- Written exercise -
Below, find each line holding "desligar" and state how many there are, using the number alone.

- Record extracts -
◇ ◇ ◇ ◇ ◇

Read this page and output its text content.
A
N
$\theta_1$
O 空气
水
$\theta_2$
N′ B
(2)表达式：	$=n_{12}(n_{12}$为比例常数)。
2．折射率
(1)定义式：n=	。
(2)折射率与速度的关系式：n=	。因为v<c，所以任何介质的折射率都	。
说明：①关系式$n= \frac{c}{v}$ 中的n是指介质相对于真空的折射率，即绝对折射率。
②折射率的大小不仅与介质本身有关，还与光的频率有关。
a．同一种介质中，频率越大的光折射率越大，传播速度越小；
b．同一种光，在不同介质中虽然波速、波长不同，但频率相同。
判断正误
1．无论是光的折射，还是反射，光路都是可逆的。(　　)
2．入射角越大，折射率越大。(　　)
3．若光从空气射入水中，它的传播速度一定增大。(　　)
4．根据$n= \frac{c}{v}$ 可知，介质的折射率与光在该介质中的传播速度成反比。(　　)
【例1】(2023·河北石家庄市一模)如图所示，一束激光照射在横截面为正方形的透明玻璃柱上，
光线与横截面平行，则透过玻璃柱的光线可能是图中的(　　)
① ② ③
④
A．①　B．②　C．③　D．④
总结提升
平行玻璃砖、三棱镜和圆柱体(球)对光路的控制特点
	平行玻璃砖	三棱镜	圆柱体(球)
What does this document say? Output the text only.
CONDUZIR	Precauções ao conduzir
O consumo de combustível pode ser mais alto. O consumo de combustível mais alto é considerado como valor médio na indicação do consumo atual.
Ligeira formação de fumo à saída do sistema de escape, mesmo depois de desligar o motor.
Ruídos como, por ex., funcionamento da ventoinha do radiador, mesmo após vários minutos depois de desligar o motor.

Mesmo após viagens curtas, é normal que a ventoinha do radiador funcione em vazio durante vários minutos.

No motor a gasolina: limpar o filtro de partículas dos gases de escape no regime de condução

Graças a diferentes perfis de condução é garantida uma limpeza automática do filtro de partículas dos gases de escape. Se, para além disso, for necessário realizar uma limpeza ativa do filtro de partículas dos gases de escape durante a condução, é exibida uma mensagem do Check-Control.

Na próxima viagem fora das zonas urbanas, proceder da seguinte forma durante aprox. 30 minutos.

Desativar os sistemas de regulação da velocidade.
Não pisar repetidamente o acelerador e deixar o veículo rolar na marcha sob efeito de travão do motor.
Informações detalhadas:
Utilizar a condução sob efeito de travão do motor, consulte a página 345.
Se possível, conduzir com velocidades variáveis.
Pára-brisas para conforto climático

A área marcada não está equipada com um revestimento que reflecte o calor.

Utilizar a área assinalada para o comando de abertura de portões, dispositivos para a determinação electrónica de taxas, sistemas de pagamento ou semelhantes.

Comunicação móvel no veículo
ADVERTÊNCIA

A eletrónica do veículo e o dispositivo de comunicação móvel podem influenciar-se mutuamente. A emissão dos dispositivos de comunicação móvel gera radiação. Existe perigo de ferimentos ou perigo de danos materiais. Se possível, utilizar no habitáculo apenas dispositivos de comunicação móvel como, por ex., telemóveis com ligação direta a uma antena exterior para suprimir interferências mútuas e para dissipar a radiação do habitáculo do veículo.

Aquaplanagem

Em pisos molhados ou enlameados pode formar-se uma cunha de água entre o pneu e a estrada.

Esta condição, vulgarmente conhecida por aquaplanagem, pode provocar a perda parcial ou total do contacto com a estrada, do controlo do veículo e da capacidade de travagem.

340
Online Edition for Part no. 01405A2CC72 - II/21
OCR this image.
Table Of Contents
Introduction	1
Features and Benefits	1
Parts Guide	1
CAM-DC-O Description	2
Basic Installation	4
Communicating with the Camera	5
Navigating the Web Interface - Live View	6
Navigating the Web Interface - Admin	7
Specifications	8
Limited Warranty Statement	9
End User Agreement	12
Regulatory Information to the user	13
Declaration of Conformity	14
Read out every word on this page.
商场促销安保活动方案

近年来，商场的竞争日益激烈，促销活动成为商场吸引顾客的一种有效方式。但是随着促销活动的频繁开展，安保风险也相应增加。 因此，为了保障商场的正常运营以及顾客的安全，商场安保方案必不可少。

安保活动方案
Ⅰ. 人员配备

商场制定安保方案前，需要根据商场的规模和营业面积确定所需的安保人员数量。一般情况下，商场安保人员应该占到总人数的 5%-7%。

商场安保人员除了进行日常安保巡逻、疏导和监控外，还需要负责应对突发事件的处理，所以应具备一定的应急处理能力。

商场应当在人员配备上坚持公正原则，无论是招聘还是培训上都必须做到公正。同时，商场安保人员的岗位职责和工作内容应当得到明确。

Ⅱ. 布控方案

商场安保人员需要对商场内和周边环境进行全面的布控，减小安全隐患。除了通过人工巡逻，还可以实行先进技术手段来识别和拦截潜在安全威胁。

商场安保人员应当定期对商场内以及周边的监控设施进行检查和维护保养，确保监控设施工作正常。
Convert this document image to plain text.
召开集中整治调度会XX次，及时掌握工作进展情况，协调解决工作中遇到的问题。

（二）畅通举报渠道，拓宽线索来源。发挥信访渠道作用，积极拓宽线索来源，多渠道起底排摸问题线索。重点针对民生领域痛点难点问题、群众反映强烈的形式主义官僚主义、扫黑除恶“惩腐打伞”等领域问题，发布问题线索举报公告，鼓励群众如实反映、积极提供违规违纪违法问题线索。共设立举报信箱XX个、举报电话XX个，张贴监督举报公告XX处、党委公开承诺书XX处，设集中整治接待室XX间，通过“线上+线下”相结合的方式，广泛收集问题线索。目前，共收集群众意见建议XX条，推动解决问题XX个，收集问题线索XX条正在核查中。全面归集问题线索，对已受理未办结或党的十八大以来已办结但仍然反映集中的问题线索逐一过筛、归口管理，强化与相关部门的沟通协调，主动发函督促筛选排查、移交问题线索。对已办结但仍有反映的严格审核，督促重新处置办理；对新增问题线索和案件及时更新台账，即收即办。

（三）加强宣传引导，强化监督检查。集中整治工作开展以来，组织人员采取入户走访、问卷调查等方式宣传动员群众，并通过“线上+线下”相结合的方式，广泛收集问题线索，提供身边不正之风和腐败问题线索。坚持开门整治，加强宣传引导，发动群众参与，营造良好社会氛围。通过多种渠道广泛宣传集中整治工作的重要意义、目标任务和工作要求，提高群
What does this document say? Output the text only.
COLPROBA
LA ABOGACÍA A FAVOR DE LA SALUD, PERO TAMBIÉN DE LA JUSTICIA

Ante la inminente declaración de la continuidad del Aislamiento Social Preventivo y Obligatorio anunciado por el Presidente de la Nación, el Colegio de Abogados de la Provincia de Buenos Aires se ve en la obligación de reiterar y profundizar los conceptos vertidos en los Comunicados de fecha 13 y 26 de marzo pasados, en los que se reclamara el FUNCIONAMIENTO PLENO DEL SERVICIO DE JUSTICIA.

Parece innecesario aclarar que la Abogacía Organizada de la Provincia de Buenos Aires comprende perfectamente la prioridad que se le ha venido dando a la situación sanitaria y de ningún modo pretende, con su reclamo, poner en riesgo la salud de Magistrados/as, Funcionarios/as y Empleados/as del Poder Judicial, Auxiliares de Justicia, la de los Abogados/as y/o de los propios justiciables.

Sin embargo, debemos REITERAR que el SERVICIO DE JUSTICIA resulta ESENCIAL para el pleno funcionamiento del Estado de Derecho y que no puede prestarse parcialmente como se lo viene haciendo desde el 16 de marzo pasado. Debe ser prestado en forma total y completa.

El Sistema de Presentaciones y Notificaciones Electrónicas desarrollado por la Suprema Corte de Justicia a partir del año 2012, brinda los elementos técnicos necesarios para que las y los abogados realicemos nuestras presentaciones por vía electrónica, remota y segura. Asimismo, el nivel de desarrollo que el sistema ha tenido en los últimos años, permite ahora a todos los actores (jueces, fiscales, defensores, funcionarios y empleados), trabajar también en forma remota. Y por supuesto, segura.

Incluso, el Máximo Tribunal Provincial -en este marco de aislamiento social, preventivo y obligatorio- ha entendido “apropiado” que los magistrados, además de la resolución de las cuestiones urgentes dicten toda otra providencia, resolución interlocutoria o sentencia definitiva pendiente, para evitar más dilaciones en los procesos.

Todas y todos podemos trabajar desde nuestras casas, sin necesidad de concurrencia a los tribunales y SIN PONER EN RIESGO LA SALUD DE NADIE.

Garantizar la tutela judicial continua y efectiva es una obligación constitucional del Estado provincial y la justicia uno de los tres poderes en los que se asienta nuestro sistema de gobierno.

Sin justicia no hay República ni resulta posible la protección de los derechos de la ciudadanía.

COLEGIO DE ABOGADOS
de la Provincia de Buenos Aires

◇ ◇ ◇ ◇ ◇

- Response to the task -
2